Your objective | Return the following lines and nothing else: the one holding "Read out every word on this page." and all those after it in the records below, unchanged, minus any pictures.

Supplied entries |
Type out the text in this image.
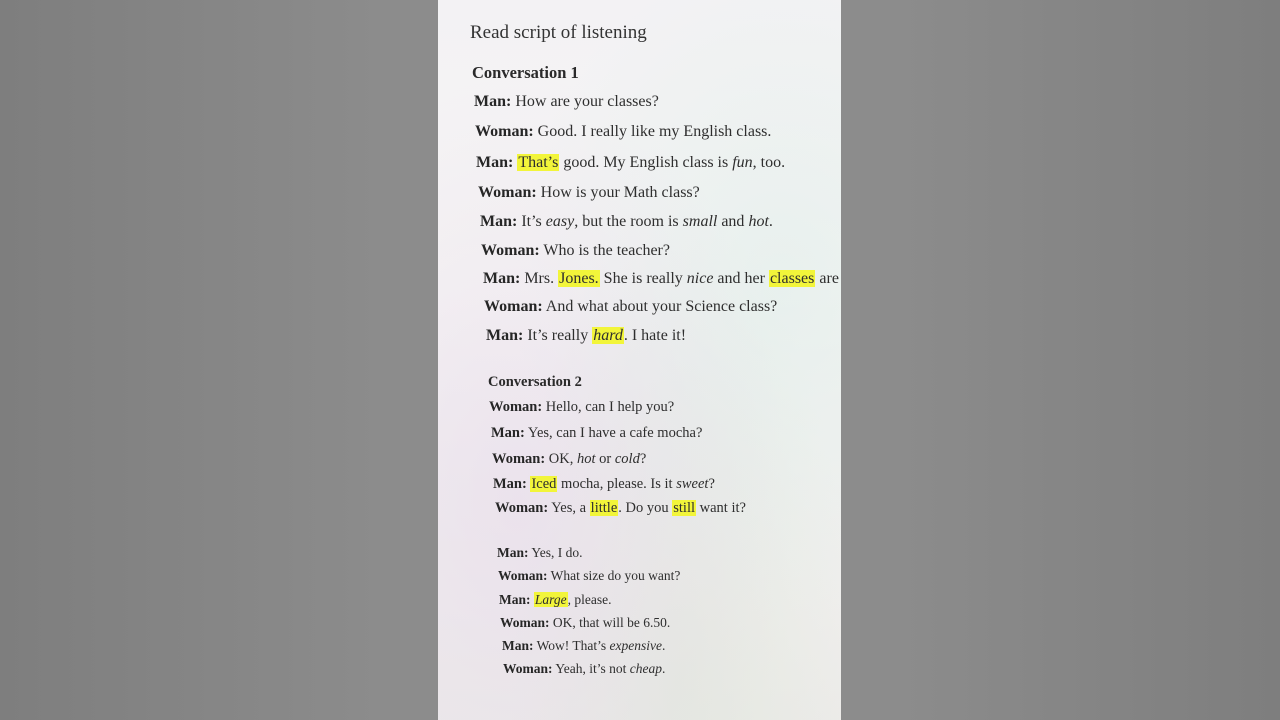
Read script of listening
Conversation 1
Man: How are your classes?
Woman: Good. I really like my English class.
Man: That’s good. My English class is fun, too.
Woman: How is your Math class?
Man: It’s easy, but the room is small and hot.
Woman: Who is the teacher?
Man: Mrs. Jones. She is really nice and her classes are
Woman: And what about your Science class?
Man: It’s really hard. I hate it!
Conversation 2
Woman: Hello, can I help you?
Man: Yes, can I have a cafe mocha?
Woman: OK, hot or cold?
Man: Iced mocha, please. Is it sweet?
Woman: Yes, a little. Do you still want it?
Man: Yes, I do.
Woman: What size do you want?
Man: Large, please.
Woman: OK, that will be 6.50.
Man: Wow! That’s expensive.
Woman: Yeah, it’s not cheap.
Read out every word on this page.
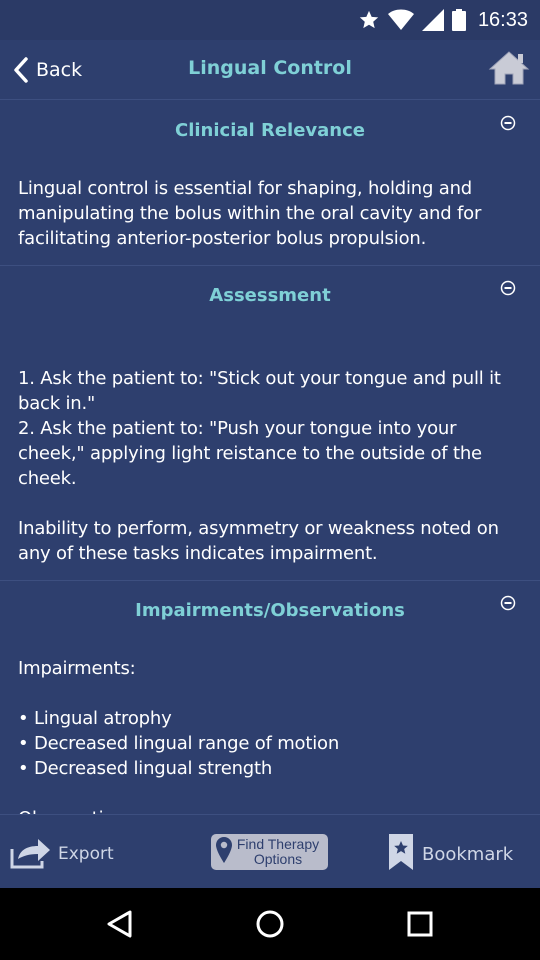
16:33
Back	Lingual Control
Clinicial Relevance

Lingual control is essential for shaping, holding and manipulating the bolus within the oral cavity and for facilitating anterior-posterior bolus propulsion.

Assessment

1. Ask the patient to: "Stick out your tongue and pull it back in."

2. Ask the patient to: "Push your tongue into your cheek," applying light reistance to the outside of the cheek.

Inability to perform, asymmetry or weakness noted on any of these tasks indicates impairment.

Impairments/Observations

Impairments:

• Lingual atrophy

• Decreased lingual range of motion

• Decreased lingual strength

Export	Find Therapy
Options	Bookmark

The output |
Read out every word on this page.
16:33
Back	Lingual Control
Clinicial Relevance

Lingual control is essential for shaping, holding and manipulating the bolus within the oral cavity and for facilitating anterior-posterior bolus propulsion.

Assessment

1. Ask the patient to: "Stick out your tongue and pull it back in."

2. Ask the patient to: "Push your tongue into your cheek," applying light reistance to the outside of the cheek.

Inability to perform, asymmetry or weakness noted on any of these tasks indicates impairment.

Impairments/Observations

Impairments:

• Lingual atrophy

• Decreased lingual range of motion

• Decreased lingual strength

Export	Find Therapy
Options	Bookmark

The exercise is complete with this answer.